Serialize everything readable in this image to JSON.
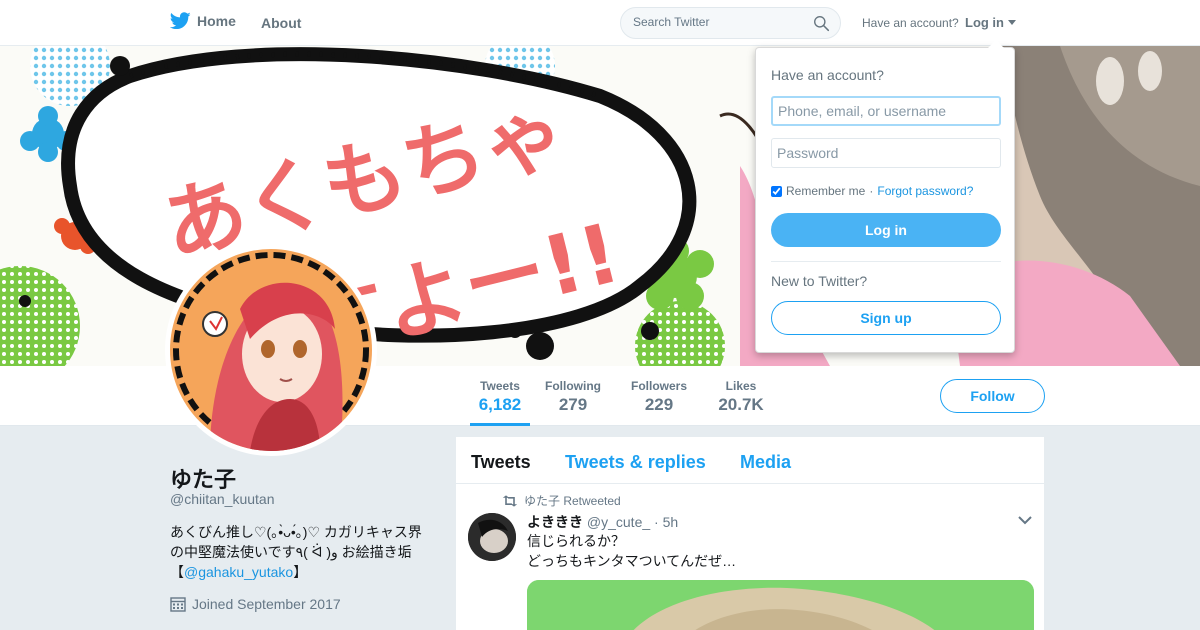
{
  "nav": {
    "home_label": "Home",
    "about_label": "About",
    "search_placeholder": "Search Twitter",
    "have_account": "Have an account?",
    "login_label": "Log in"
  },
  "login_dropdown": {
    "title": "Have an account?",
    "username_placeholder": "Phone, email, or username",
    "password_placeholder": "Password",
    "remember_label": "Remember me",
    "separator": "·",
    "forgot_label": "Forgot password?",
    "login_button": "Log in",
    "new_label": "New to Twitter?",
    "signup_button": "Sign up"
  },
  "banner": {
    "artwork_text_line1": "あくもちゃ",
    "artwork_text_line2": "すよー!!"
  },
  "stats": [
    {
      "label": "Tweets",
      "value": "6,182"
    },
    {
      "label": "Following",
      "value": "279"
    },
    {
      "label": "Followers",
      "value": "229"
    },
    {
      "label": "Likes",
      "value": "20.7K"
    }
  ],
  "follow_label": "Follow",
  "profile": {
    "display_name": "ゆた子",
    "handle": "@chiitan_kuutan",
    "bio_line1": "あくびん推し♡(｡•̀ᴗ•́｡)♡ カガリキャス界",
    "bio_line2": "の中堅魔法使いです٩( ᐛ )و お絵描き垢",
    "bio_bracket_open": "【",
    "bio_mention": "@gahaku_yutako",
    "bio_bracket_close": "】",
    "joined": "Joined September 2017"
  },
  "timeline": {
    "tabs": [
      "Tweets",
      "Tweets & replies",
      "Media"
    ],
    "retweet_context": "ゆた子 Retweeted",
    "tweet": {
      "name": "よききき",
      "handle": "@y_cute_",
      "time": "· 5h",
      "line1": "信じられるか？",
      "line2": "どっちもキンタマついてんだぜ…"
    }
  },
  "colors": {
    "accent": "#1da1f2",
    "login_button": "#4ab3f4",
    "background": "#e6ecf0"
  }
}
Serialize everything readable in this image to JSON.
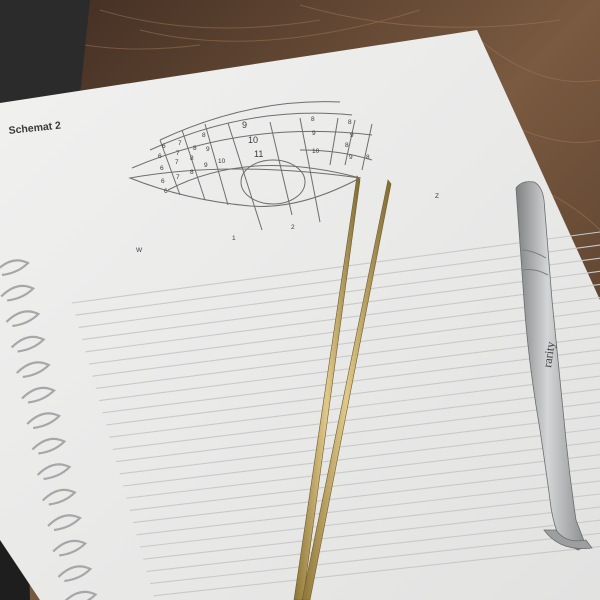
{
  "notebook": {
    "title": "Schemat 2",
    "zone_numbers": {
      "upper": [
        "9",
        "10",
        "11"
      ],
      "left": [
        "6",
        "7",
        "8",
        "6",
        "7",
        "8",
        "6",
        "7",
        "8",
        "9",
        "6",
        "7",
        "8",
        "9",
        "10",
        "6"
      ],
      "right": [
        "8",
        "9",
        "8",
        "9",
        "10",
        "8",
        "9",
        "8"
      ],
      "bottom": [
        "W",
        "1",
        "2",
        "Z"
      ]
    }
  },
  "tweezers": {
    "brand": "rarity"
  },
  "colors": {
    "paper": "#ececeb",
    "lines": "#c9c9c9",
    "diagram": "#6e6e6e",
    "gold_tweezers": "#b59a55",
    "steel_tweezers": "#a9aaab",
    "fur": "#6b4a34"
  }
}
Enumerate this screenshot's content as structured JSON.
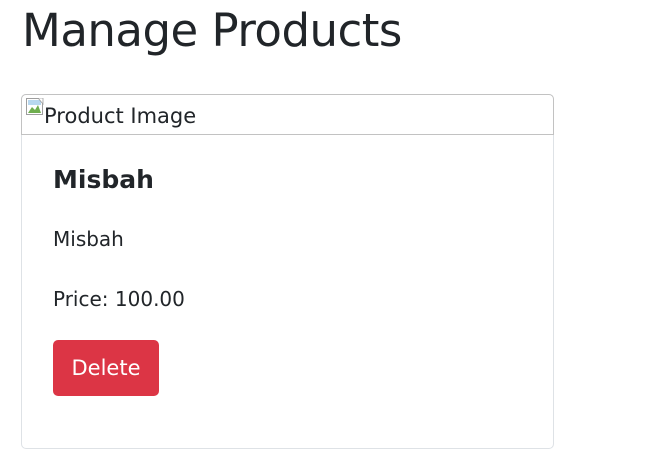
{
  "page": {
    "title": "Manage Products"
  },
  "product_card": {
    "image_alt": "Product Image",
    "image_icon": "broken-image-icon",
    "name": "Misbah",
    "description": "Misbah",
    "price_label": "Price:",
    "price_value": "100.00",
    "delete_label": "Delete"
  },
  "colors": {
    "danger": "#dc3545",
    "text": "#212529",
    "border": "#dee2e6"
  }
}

━━━━━━━━

▶ Exercise
Your task is to copy word for word the lines from the line containing "Enumerate this screenshot's" to the end of the listing, both included, and to drop any pictures.

▶ Right answer
Enumerate this screenshot's content as structured JSON.
{
  "page": {
    "title": "Manage Products"
  },
  "product_card": {
    "image_alt": "Product Image",
    "image_icon": "broken-image-icon",
    "name": "Misbah",
    "description": "Misbah",
    "price_label": "Price:",
    "price_value": "100.00",
    "delete_label": "Delete"
  },
  "colors": {
    "danger": "#dc3545",
    "text": "#212529",
    "border": "#dee2e6"
  }
}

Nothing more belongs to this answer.